* What you will do *
Search the listing below for lines that hold the word "Denton", and report only how many there are.

* Data to process *

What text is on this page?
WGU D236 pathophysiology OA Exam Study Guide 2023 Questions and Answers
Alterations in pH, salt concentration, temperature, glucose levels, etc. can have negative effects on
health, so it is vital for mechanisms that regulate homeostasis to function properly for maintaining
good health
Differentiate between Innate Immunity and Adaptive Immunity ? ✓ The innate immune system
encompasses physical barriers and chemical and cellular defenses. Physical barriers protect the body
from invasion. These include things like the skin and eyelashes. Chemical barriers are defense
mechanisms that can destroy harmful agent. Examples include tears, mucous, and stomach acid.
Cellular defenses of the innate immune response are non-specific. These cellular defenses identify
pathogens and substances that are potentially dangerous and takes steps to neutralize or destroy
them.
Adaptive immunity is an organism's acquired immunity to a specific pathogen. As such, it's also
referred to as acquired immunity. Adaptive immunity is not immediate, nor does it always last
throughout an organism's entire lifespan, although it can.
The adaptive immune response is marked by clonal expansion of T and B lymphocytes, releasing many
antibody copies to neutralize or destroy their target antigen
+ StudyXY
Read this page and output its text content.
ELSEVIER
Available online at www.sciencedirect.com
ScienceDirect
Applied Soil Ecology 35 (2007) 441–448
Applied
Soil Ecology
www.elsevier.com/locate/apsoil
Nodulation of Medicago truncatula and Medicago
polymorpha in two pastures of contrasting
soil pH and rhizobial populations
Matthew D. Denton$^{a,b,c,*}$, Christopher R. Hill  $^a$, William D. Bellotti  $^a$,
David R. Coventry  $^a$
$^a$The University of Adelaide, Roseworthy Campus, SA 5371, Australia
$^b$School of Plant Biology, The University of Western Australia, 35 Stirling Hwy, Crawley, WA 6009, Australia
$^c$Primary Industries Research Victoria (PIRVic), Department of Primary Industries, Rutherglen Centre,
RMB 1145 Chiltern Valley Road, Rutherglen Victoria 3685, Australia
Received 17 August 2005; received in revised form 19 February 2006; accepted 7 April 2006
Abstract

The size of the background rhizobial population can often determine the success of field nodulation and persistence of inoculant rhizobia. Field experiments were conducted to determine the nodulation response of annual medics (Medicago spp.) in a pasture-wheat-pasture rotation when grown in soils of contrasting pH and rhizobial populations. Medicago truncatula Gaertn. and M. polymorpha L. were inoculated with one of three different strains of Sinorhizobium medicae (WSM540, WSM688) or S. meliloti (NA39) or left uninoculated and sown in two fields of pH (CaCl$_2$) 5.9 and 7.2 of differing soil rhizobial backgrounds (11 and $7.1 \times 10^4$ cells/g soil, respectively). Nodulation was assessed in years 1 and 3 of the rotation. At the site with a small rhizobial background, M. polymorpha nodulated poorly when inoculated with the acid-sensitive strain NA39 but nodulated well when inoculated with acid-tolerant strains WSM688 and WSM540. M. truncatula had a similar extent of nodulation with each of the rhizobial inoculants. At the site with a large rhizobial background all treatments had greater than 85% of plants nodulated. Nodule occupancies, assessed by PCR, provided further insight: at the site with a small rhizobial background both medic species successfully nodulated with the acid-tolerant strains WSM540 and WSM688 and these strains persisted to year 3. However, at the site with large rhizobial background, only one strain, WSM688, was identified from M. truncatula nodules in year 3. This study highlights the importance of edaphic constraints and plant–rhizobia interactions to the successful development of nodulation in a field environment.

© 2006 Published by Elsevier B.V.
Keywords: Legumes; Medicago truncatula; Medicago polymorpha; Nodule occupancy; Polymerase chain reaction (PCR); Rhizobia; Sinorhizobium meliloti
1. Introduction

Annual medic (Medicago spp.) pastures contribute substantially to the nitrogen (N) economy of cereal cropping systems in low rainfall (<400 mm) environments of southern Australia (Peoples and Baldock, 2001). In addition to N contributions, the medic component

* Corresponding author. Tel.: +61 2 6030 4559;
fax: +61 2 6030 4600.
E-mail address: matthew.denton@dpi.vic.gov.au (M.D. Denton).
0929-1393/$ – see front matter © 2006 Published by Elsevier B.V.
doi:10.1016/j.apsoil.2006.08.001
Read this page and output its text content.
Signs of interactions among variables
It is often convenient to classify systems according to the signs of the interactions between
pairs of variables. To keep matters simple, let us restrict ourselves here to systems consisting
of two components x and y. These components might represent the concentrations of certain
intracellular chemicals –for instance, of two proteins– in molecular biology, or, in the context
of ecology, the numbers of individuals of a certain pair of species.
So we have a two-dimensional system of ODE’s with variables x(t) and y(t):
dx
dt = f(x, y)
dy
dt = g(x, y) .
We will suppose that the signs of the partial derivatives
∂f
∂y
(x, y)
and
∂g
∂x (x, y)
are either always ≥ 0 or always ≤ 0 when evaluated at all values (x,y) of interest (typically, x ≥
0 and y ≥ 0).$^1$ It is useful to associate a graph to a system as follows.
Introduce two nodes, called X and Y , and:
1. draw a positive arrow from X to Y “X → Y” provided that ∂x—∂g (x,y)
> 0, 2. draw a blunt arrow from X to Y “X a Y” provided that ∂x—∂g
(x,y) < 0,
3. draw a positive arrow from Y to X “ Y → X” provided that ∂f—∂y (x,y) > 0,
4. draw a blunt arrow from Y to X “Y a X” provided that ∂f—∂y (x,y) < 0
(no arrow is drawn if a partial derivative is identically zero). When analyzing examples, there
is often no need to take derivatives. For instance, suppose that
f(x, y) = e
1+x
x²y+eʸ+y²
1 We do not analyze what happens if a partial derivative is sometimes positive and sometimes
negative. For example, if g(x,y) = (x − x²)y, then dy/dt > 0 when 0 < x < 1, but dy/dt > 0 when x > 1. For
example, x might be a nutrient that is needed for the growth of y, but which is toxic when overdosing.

* Solution for this exercise *
2